══ Text segment


==Diagnosis==
The International Myeloma Working Group has defined the diagnostic criteria for plasma cell leukemia as the presence in blood of >2 billion plasma cells per liter or, alternatively, >20% of nucleated blood cells being plasma cells. More recently, the Group has suggested that values of 0.5 billion or 5%, respectively, may be more appropriate from a therapeutic viewpoint and therefore should be studied as a definitive criterion for the disease. A recent study supported this suggestion in finding that multiple myeloma patients with >5% circulating plasma cells had a prognosis much worse than that for multiple myeloma and similar to that for plasma cell leukemia. Flow cytometry immunophenotyping of blood cells to detect clonal phenotypes of plasma cells seen in multiple myeloma (e.g. the CD138^{+}, CD38^{+}, CD19^{−}, CD45^{+/-} phenotype) may be a more sensitive method to enumerate circulating clonal plasma cells and diagnose plasma cell leukemia.

════
══ Supplied entries

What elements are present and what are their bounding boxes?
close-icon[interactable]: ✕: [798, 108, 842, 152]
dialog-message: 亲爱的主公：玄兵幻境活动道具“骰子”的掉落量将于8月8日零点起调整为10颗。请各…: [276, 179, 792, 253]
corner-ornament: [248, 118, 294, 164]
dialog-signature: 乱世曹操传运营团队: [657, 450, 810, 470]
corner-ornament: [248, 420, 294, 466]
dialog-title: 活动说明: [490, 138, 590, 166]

════

* _Work order 1_:
Condense the diagnosis paragraph on plasma cell leukemia beginning "The International Myeloma Working Group has defined" into a bulleted list that keeps its main facts.
* _Work order 2_:
List every marker in the example phenotype given in the plasma cell leukemia diagnosis text, each with its sign.
* _Work order 3_:
Pick up the text on diagnosing plasma cell leukemia after its final sentence and write the next few sentences.
The records are separate material and have no connection to the text on plasma cell leukemia.

* _Answer section 1_:
- The International Myeloma Working Group's diagnostic criteria for plasma cell leukemia: more than 2 billion plasma cells per liter of blood, or plasma cells making up more than 20% of nucleated blood cells.
- The Group has since suggested lower values of 0.5 billion or 5%, respectively, as possibly more appropriate from a therapeutic viewpoint, to be studied as a definitive criterion.
- A recent study supported this: multiple myeloma patients with more than 5% circulating plasma cells had a prognosis much worse than that for multiple myeloma and similar to that for plasma cell leukemia.
- Flow cytometry immunophenotyping of blood cells to detect clonal plasma cell phenotypes seen in multiple myeloma (e.g., CD138+, CD38+, CD19−, CD45+/-) may be a more sensitive way to count circulating clonal plasma cells and diagnose the disease.

* _Answer section 2_:
- CD138+
- CD38+
- CD19−
- CD45+/-

* _Answer section 3_:
== Treatments ==
Prior to the use of newly developed drugs and treatment regimens, median survival rates from the time of diagnosis for pPCL and sPCL were 8–11 months and 2–8 months, respectively, even when treated very aggressively with the VAD regimen of vincristine, doxorubicin, and dexamethasone or the VCMP regimen of vincristine, carmustine, melphalan, and prednisone alternating with vincristine, carmustine, doxorubicin, and prednisone. The treatment of PCL patients, particularly pPCL patients, with newer methods appears to have made modest improvements in survival rates. However, the rarity of these two leukemias has limited individual studies to case reports on a small number of patients or retrospective analyses of patient records. Randomized controlled trials on these patients have not been reported. One flaw of these methods is patient selection bias, i.e. patients selected for treatment with a new regimen may be less ill than average patients with the disease and therefore have an intrinsically less aggressive (i.e. longer overall survival time) disease.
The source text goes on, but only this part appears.